Goal
The records below must be duplicated exactly, character for character.

>> start

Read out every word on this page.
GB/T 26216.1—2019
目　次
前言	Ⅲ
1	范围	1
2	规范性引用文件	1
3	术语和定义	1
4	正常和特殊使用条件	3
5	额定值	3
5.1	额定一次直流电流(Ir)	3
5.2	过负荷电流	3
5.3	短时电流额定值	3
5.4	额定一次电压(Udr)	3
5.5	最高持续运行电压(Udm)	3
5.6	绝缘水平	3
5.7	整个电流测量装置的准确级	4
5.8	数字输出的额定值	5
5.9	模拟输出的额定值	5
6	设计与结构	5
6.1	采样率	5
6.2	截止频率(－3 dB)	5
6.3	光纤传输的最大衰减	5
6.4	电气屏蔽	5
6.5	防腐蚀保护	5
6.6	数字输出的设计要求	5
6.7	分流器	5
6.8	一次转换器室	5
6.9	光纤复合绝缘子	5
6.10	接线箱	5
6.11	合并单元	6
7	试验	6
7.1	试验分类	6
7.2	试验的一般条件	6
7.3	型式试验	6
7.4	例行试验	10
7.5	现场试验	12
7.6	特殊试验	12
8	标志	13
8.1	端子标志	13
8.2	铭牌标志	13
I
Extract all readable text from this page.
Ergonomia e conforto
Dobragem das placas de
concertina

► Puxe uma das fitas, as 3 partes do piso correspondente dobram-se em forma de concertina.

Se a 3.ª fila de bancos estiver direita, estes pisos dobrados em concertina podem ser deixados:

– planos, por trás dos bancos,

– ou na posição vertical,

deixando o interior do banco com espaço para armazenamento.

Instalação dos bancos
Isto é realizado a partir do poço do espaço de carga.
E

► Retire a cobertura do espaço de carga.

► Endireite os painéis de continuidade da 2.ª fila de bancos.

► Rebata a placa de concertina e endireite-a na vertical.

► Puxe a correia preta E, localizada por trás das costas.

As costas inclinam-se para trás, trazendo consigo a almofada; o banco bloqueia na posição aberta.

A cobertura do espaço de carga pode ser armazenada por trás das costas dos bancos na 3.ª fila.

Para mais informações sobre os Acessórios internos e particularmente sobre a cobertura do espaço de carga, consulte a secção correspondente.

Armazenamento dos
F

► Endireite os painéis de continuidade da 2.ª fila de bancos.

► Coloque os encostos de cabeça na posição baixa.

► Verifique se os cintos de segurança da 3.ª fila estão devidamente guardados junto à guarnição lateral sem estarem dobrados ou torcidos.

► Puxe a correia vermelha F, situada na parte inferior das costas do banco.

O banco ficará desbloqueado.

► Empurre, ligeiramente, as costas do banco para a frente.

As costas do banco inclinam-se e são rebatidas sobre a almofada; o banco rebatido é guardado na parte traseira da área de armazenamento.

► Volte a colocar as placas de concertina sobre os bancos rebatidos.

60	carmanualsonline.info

>> end

Full response
Read out every word on this page.
GB/T 26216.1—2019
目　次
前言	Ⅲ
1	范围	1
2	规范性引用文件	1
3	术语和定义	1
4	正常和特殊使用条件	3
5	额定值	3
5.1	额定一次直流电流(Ir)	3
5.2	过负荷电流	3
5.3	短时电流额定值	3
5.4	额定一次电压(Udr)	3
5.5	最高持续运行电压(Udm)	3
5.6	绝缘水平	3
5.7	整个电流测量装置的准确级	4
5.8	数字输出的额定值	5
5.9	模拟输出的额定值	5
6	设计与结构	5
6.1	采样率	5
6.2	截止频率(－3 dB)	5
6.3	光纤传输的最大衰减	5
6.4	电气屏蔽	5
6.5	防腐蚀保护	5
6.6	数字输出的设计要求	5
6.7	分流器	5
6.8	一次转换器室	5
6.9	光纤复合绝缘子	5
6.10	接线箱	5
6.11	合并单元	6
7	试验	6
7.1	试验分类	6
7.2	试验的一般条件	6
7.3	型式试验	6
7.4	例行试验	10
7.5	现场试验	12
7.6	特殊试验	12
8	标志	13
8.1	端子标志	13
8.2	铭牌标志	13
I
Extract all readable text from this page.
Ergonomia e conforto
Dobragem das placas de
concertina

► Puxe uma das fitas, as 3 partes do piso correspondente dobram-se em forma de concertina.

Se a 3.ª fila de bancos estiver direita, estes pisos dobrados em concertina podem ser deixados:

– planos, por trás dos bancos,

– ou na posição vertical,

deixando o interior do banco com espaço para armazenamento.

Instalação dos bancos
Isto é realizado a partir do poço do espaço de carga.
E

► Retire a cobertura do espaço de carga.

► Endireite os painéis de continuidade da 2.ª fila de bancos.

► Rebata a placa de concertina e endireite-a na vertical.

► Puxe a correia preta E, localizada por trás das costas.

As costas inclinam-se para trás, trazendo consigo a almofada; o banco bloqueia na posição aberta.

A cobertura do espaço de carga pode ser armazenada por trás das costas dos bancos na 3.ª fila.

Para mais informações sobre os Acessórios internos e particularmente sobre a cobertura do espaço de carga, consulte a secção correspondente.

Armazenamento dos
F

► Endireite os painéis de continuidade da 2.ª fila de bancos.

► Coloque os encostos de cabeça na posição baixa.

► Verifique se os cintos de segurança da 3.ª fila estão devidamente guardados junto à guarnição lateral sem estarem dobrados ou torcidos.

► Puxe a correia vermelha F, situada na parte inferior das costas do banco.

O banco ficará desbloqueado.

► Empurre, ligeiramente, as costas do banco para a frente.

As costas do banco inclinam-se e são rebatidas sobre a almofada; o banco rebatido é guardado na parte traseira da área de armazenamento.

► Volte a colocar as placas de concertina sobre os bancos rebatidos.

60	carmanualsonline.info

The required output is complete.